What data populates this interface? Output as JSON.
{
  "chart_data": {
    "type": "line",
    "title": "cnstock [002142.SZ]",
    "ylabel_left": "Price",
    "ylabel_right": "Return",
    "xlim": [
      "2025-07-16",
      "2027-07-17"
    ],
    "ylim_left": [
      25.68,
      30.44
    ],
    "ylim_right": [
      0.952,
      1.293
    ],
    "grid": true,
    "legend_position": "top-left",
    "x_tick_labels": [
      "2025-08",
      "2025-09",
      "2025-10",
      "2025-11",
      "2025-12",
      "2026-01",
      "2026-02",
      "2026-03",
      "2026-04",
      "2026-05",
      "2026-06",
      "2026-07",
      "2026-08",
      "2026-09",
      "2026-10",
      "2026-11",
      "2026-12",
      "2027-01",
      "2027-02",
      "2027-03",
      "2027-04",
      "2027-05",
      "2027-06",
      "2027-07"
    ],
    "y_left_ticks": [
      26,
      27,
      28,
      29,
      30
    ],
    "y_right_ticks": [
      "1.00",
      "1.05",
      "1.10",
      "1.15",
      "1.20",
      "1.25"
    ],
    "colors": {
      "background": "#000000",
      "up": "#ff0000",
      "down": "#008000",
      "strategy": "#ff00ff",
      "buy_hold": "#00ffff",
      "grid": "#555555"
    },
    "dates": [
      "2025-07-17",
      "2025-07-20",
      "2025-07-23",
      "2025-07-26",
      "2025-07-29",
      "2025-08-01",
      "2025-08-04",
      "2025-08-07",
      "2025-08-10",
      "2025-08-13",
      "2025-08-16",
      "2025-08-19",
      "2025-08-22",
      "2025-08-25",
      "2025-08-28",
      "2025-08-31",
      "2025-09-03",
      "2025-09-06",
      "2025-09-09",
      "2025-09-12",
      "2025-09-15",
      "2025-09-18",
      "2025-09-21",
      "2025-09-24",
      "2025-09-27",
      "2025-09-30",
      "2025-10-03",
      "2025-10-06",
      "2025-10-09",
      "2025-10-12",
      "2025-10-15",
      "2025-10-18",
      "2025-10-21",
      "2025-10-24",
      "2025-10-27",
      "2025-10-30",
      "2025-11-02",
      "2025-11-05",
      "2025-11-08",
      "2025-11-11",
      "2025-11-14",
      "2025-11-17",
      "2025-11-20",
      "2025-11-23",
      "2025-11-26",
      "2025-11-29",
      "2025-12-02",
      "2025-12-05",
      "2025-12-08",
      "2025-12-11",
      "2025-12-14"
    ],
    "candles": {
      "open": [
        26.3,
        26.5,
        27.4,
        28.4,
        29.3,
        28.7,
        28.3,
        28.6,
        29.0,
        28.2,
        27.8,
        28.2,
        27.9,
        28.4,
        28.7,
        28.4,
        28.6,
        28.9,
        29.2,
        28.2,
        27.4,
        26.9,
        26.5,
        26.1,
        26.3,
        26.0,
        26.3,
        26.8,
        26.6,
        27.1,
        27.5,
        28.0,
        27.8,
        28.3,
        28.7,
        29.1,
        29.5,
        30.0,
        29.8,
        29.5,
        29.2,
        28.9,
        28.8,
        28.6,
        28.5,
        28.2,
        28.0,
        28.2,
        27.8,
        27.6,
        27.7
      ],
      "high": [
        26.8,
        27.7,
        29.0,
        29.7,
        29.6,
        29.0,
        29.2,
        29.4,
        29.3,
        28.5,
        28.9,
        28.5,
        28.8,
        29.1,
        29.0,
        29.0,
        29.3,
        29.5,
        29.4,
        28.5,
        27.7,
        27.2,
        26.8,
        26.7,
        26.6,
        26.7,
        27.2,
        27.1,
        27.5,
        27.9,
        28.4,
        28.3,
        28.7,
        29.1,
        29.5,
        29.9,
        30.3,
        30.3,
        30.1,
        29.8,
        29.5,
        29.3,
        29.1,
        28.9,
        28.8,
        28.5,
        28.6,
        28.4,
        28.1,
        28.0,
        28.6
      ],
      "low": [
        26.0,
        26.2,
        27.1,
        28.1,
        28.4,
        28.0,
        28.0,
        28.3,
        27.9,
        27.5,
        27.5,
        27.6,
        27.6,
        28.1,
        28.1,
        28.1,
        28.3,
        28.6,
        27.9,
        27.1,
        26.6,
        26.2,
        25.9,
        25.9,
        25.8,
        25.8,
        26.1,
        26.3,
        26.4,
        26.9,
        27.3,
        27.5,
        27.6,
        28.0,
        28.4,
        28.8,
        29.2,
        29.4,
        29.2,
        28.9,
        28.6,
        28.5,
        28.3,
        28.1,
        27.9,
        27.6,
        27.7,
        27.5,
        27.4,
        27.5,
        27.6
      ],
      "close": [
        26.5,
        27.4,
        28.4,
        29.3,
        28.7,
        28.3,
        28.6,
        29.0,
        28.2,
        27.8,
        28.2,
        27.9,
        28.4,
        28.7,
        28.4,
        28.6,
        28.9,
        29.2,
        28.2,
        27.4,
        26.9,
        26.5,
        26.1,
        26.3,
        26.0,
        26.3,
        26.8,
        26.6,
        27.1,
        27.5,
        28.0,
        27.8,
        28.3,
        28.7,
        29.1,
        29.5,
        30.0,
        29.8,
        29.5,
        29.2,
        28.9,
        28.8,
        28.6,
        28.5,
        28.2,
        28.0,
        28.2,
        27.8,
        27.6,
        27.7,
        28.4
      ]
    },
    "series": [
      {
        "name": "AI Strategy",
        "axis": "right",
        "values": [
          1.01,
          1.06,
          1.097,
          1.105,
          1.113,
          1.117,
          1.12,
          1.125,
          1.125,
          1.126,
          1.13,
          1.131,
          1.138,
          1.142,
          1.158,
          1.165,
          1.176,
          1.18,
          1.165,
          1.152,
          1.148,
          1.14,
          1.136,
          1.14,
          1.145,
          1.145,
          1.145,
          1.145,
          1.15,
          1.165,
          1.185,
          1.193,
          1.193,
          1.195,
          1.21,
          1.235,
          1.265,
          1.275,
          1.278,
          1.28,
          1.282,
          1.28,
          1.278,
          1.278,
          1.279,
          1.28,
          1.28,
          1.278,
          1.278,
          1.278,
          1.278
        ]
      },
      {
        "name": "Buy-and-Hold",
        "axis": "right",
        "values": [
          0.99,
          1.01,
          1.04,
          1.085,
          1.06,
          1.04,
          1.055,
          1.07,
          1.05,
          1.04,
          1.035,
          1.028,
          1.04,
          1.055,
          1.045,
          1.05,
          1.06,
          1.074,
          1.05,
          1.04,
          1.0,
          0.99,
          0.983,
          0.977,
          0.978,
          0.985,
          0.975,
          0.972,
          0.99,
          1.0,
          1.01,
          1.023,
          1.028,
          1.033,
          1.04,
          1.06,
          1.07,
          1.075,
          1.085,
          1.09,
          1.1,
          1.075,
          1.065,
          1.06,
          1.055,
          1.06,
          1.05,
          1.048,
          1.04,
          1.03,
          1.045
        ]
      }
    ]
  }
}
-------
Aim of the exercise: Each line must be given again exactly as written above.

Solution to this problem:
What data populates this interface? Output as JSON.
{
  "chart_data": {
    "type": "line",
    "title": "cnstock [002142.SZ]",
    "ylabel_left": "Price",
    "ylabel_right": "Return",
    "xlim": [
      "2025-07-16",
      "2027-07-17"
    ],
    "ylim_left": [
      25.68,
      30.44
    ],
    "ylim_right": [
      0.952,
      1.293
    ],
    "grid": true,
    "legend_position": "top-left",
    "x_tick_labels": [
      "2025-08",
      "2025-09",
      "2025-10",
      "2025-11",
      "2025-12",
      "2026-01",
      "2026-02",
      "2026-03",
      "2026-04",
      "2026-05",
      "2026-06",
      "2026-07",
      "2026-08",
      "2026-09",
      "2026-10",
      "2026-11",
      "2026-12",
      "2027-01",
      "2027-02",
      "2027-03",
      "2027-04",
      "2027-05",
      "2027-06",
      "2027-07"
    ],
    "y_left_ticks": [
      26,
      27,
      28,
      29,
      30
    ],
    "y_right_ticks": [
      "1.00",
      "1.05",
      "1.10",
      "1.15",
      "1.20",
      "1.25"
    ],
    "colors": {
      "background": "#000000",
      "up": "#ff0000",
      "down": "#008000",
      "strategy": "#ff00ff",
      "buy_hold": "#00ffff",
      "grid": "#555555"
    },
    "dates": [
      "2025-07-17",
      "2025-07-20",
      "2025-07-23",
      "2025-07-26",
      "2025-07-29",
      "2025-08-01",
      "2025-08-04",
      "2025-08-07",
      "2025-08-10",
      "2025-08-13",
      "2025-08-16",
      "2025-08-19",
      "2025-08-22",
      "2025-08-25",
      "2025-08-28",
      "2025-08-31",
      "2025-09-03",
      "2025-09-06",
      "2025-09-09",
      "2025-09-12",
      "2025-09-15",
      "2025-09-18",
      "2025-09-21",
      "2025-09-24",
      "2025-09-27",
      "2025-09-30",
      "2025-10-03",
      "2025-10-06",
      "2025-10-09",
      "2025-10-12",
      "2025-10-15",
      "2025-10-18",
      "2025-10-21",
      "2025-10-24",
      "2025-10-27",
      "2025-10-30",
      "2025-11-02",
      "2025-11-05",
      "2025-11-08",
      "2025-11-11",
      "2025-11-14",
      "2025-11-17",
      "2025-11-20",
      "2025-11-23",
      "2025-11-26",
      "2025-11-29",
      "2025-12-02",
      "2025-12-05",
      "2025-12-08",
      "2025-12-11",
      "2025-12-14"
    ],
    "candles": {
      "open": [
        26.3,
        26.5,
        27.4,
        28.4,
        29.3,
        28.7,
        28.3,
        28.6,
        29.0,
        28.2,
        27.8,
        28.2,
        27.9,
        28.4,
        28.7,
        28.4,
        28.6,
        28.9,
        29.2,
        28.2,
        27.4,
        26.9,
        26.5,
        26.1,
        26.3,
        26.0,
        26.3,
        26.8,
        26.6,
        27.1,
        27.5,
        28.0,
        27.8,
        28.3,
        28.7,
        29.1,
        29.5,
        30.0,
        29.8,
        29.5,
        29.2,
        28.9,
        28.8,
        28.6,
        28.5,
        28.2,
        28.0,
        28.2,
        27.8,
        27.6,
        27.7
      ],
      "high": [
        26.8,
        27.7,
        29.0,
        29.7,
        29.6,
        29.0,
        29.2,
        29.4,
        29.3,
        28.5,
        28.9,
        28.5,
        28.8,
        29.1,
        29.0,
        29.0,
        29.3,
        29.5,
        29.4,
        28.5,
        27.7,
        27.2,
        26.8,
        26.7,
        26.6,
        26.7,
        27.2,
        27.1,
        27.5,
        27.9,
        28.4,
        28.3,
        28.7,
        29.1,
        29.5,
        29.9,
        30.3,
        30.3,
        30.1,
        29.8,
        29.5,
        29.3,
        29.1,
        28.9,
        28.8,
        28.5,
        28.6,
        28.4,
        28.1,
        28.0,
        28.6
      ],
      "low": [
        26.0,
        26.2,
        27.1,
        28.1,
        28.4,
        28.0,
        28.0,
        28.3,
        27.9,
        27.5,
        27.5,
        27.6,
        27.6,
        28.1,
        28.1,
        28.1,
        28.3,
        28.6,
        27.9,
        27.1,
        26.6,
        26.2,
        25.9,
        25.9,
        25.8,
        25.8,
        26.1,
        26.3,
        26.4,
        26.9,
        27.3,
        27.5,
        27.6,
        28.0,
        28.4,
        28.8,
        29.2,
        29.4,
        29.2,
        28.9,
        28.6,
        28.5,
        28.3,
        28.1,
        27.9,
        27.6,
        27.7,
        27.5,
        27.4,
        27.5,
        27.6
      ],
      "close": [
        26.5,
        27.4,
        28.4,
        29.3,
        28.7,
        28.3,
        28.6,
        29.0,
        28.2,
        27.8,
        28.2,
        27.9,
        28.4,
        28.7,
        28.4,
        28.6,
        28.9,
        29.2,
        28.2,
        27.4,
        26.9,
        26.5,
        26.1,
        26.3,
        26.0,
        26.3,
        26.8,
        26.6,
        27.1,
        27.5,
        28.0,
        27.8,
        28.3,
        28.7,
        29.1,
        29.5,
        30.0,
        29.8,
        29.5,
        29.2,
        28.9,
        28.8,
        28.6,
        28.5,
        28.2,
        28.0,
        28.2,
        27.8,
        27.6,
        27.7,
        28.4
      ]
    },
    "series": [
      {
        "name": "AI Strategy",
        "axis": "right",
        "values": [
          1.01,
          1.06,
          1.097,
          1.105,
          1.113,
          1.117,
          1.12,
          1.125,
          1.125,
          1.126,
          1.13,
          1.131,
          1.138,
          1.142,
          1.158,
          1.165,
          1.176,
          1.18,
          1.165,
          1.152,
          1.148,
          1.14,
          1.136,
          1.14,
          1.145,
          1.145,
          1.145,
          1.145,
          1.15,
          1.165,
          1.185,
          1.193,
          1.193,
          1.195,
          1.21,
          1.235,
          1.265,
          1.275,
          1.278,
          1.28,
          1.282,
          1.28,
          1.278,
          1.278,
          1.279,
          1.28,
          1.28,
          1.278,
          1.278,
          1.278,
          1.278
        ]
      },
      {
        "name": "Buy-and-Hold",
        "axis": "right",
        "values": [
          0.99,
          1.01,
          1.04,
          1.085,
          1.06,
          1.04,
          1.055,
          1.07,
          1.05,
          1.04,
          1.035,
          1.028,
          1.04,
          1.055,
          1.045,
          1.05,
          1.06,
          1.074,
          1.05,
          1.04,
          1.0,
          0.99,
          0.983,
          0.977,
          0.978,
          0.985,
          0.975,
          0.972,
          0.99,
          1.0,
          1.01,
          1.023,
          1.028,
          1.033,
          1.04,
          1.06,
          1.07,
          1.075,
          1.085,
          1.09,
          1.1,
          1.075,
          1.065,
          1.06,
          1.055,
          1.06,
          1.05,
          1.048,
          1.04,
          1.03,
          1.045
        ]
      }
    ]
  }
}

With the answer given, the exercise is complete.